- Materials provided:
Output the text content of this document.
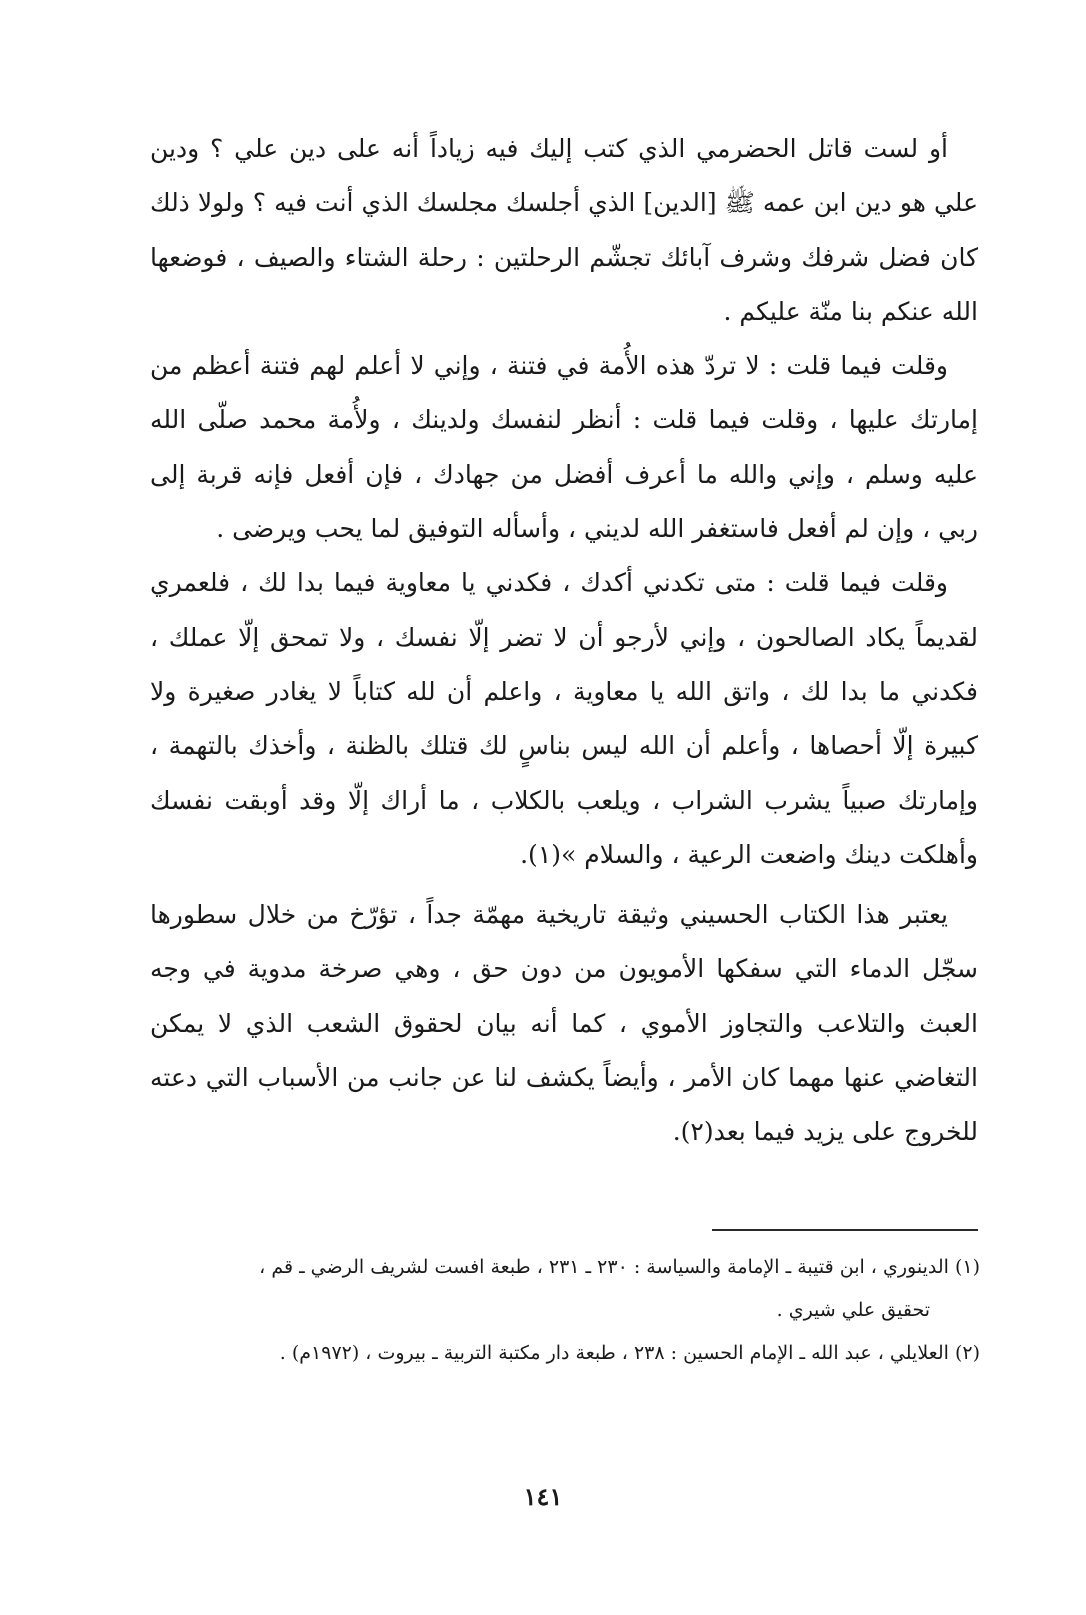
أو لست قاتل الحضرمي الذي كتب إليك فيه زياداً أنه على دين علي ؟ ودين علي هو دين ابن عمه ﷺ [الدين] الذي أجلسك مجلسك الذي أنت فيه ؟ ولولا ذلك كان فضل شرفك وشرف آبائك تجشّم الرحلتين : رحلة الشتاء والصيف ، فوضعها الله عنكم بنا منّة عليكم .

وقلت فيما قلت : لا تردّ هذه الأُمة في فتنة ، وإني لا أعلم لهم فتنة أعظم من إمارتك عليها ، وقلت فيما قلت : أنظر لنفسك ولدينك ، ولأُمة محمد صلّى الله عليه وسلم ، وإني والله ما أعرف أفضل من جهادك ، فإن أفعل فإنه قربة إلى ربي ، وإن لم أفعل فاستغفر الله لديني ، وأسأله التوفيق لما يحب ويرضى .

وقلت فيما قلت : متى تكدني أكدك ، فكدني يا معاوية فيما بدا لك ، فلعمري لقديماً يكاد الصالحون ، وإني لأرجو أن لا تضر إلّا نفسك ، ولا تمحق إلّا عملك ، فكدني ما بدا لك ، واتق الله يا معاوية ، واعلم أن لله كتاباً لا يغادر صغيرة ولا كبيرة إلّا أحصاها ، وأعلم أن الله ليس بناسٍ لك قتلك بالظنة ، وأخذك بالتهمة ، وإمارتك صبياً يشرب الشراب ، ويلعب بالكلاب ، ما أراك إلّا وقد أوبقت نفسك وأهلكت دينك واضعت الرعية ، والسلام »(١).

يعتبر هذا الكتاب الحسيني وثيقة تاريخية مهمّة جداً ، تؤرّخ من خلال سطورها سجّل الدماء التي سفكها الأمويون من دون حق ، وهي صرخة مدوية في وجه العبث والتلاعب والتجاوز الأموي ، كما أنه بيان لحقوق الشعب الذي لا يمكن التغاضي عنها مهما كان الأمر ، وأيضاً يكشف لنا عن جانب من الأسباب التي دعته للخروج على يزيد فيما بعد(٢).

(١) الدينوري ، ابن قتيبة ـ الإمامة والسياسة : ٢٣٠ ـ ٢٣١ ، طبعة افست لشريف الرضي ـ قم ،

تحقيق علي شيري .

(٢) العلايلي ، عبد الله ـ الإمام الحسين : ٢٣٨ ، طبعة دار مكتبة التربية ـ بيروت ، (١٩٧٢م) .

١٤١
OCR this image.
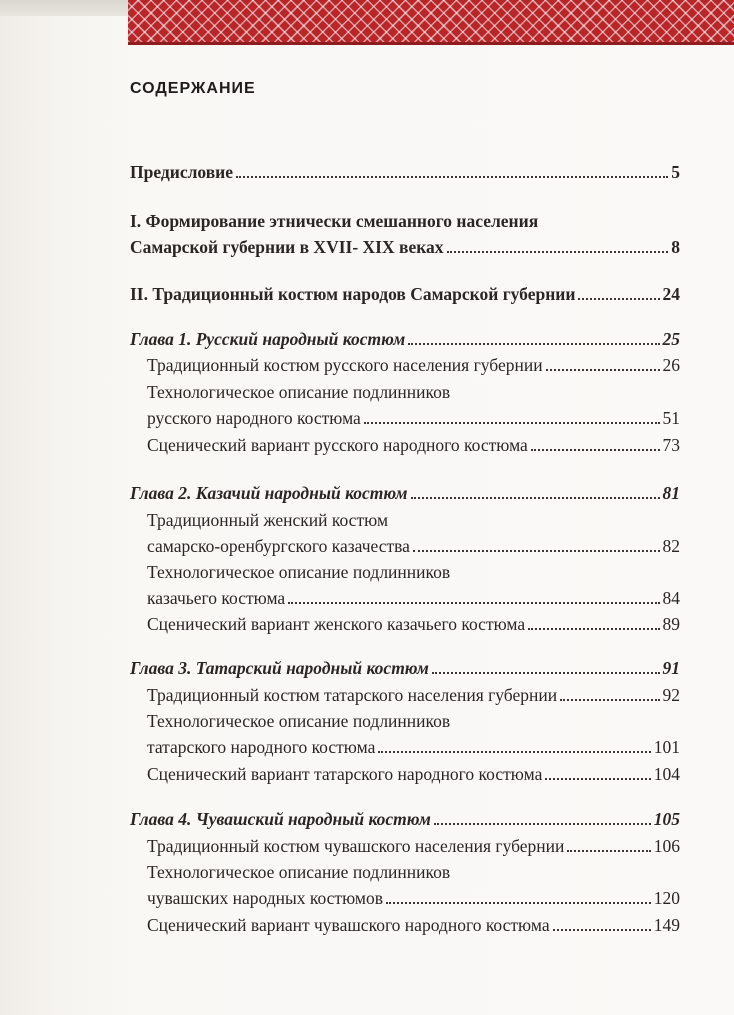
СОДЕРЖАНИЕ
Предисловие	5
I. Формирование этнически смешанного населения
Самарской губернии в XVII- XIX веках	8
II. Традиционный костюм народов Самарской губернии	24
Глава 1. Русский народный костюм	25
Традиционный костюм русского населения губернии	26
Технологическое описание подлинников
русского народного костюма	51
Сценический вариант русского народного костюма	73
Глава 2. Казачий народный костюм	81
Традиционный женский костюм
самарско-оренбургского казачества	82
Технологическое описание подлинников
казачьего костюма	84
Сценический вариант женского казачьего костюма	89
Глава 3. Татарский народный костюм	91
Традиционный костюм татарского населения губернии	92
Технологическое описание подлинников
татарского народного костюма	101
Сценический вариант татарского народного костюма	104
Глава 4. Чувашский народный костюм	105
Традиционный костюм чувашского населения губернии	106
Технологическое описание подлинников
чувашских народных костюмов	120
Сценический вариант чувашского народного костюма	149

- What to work on: Copy each line exactly, and leave the pictures out of your copy.

- Solved exercise:
Output the text content of this document.
أو لست قاتل الحضرمي الذي كتب إليك فيه زياداً أنه على دين علي ؟ ودين علي هو دين ابن عمه ﷺ [الدين] الذي أجلسك مجلسك الذي أنت فيه ؟ ولولا ذلك كان فضل شرفك وشرف آبائك تجشّم الرحلتين : رحلة الشتاء والصيف ، فوضعها الله عنكم بنا منّة عليكم .

وقلت فيما قلت : لا تردّ هذه الأُمة في فتنة ، وإني لا أعلم لهم فتنة أعظم من إمارتك عليها ، وقلت فيما قلت : أنظر لنفسك ولدينك ، ولأُمة محمد صلّى الله عليه وسلم ، وإني والله ما أعرف أفضل من جهادك ، فإن أفعل فإنه قربة إلى ربي ، وإن لم أفعل فاستغفر الله لديني ، وأسأله التوفيق لما يحب ويرضى .

وقلت فيما قلت : متى تكدني أكدك ، فكدني يا معاوية فيما بدا لك ، فلعمري لقديماً يكاد الصالحون ، وإني لأرجو أن لا تضر إلّا نفسك ، ولا تمحق إلّا عملك ، فكدني ما بدا لك ، واتق الله يا معاوية ، واعلم أن لله كتاباً لا يغادر صغيرة ولا كبيرة إلّا أحصاها ، وأعلم أن الله ليس بناسٍ لك قتلك بالظنة ، وأخذك بالتهمة ، وإمارتك صبياً يشرب الشراب ، ويلعب بالكلاب ، ما أراك إلّا وقد أوبقت نفسك وأهلكت دينك واضعت الرعية ، والسلام »(١).

يعتبر هذا الكتاب الحسيني وثيقة تاريخية مهمّة جداً ، تؤرّخ من خلال سطورها سجّل الدماء التي سفكها الأمويون من دون حق ، وهي صرخة مدوية في وجه العبث والتلاعب والتجاوز الأموي ، كما أنه بيان لحقوق الشعب الذي لا يمكن التغاضي عنها مهما كان الأمر ، وأيضاً يكشف لنا عن جانب من الأسباب التي دعته للخروج على يزيد فيما بعد(٢).

(١) الدينوري ، ابن قتيبة ـ الإمامة والسياسة : ٢٣٠ ـ ٢٣١ ، طبعة افست لشريف الرضي ـ قم ،

تحقيق علي شيري .

(٢) العلايلي ، عبد الله ـ الإمام الحسين : ٢٣٨ ، طبعة دار مكتبة التربية ـ بيروت ، (١٩٧٢م) .

١٤١
OCR this image.
СОДЕРЖАНИЕ
Предисловие	5
I. Формирование этнически смешанного населения
Самарской губернии в XVII- XIX веках	8
II. Традиционный костюм народов Самарской губернии	24
Глава 1. Русский народный костюм	25
Традиционный костюм русского населения губернии	26
Технологическое описание подлинников
русского народного костюма	51
Сценический вариант русского народного костюма	73
Глава 2. Казачий народный костюм	81
Традиционный женский костюм
самарско-оренбургского казачества	82
Технологическое описание подлинников
казачьего костюма	84
Сценический вариант женского казачьего костюма	89
Глава 3. Татарский народный костюм	91
Традиционный костюм татарского населения губернии	92
Технологическое описание подлинников
татарского народного костюма	101
Сценический вариант татарского народного костюма	104
Глава 4. Чувашский народный костюм	105
Традиционный костюм чувашского населения губернии	106
Технологическое описание подлинников
чувашских народных костюмов	120
Сценический вариант чувашского народного костюма	149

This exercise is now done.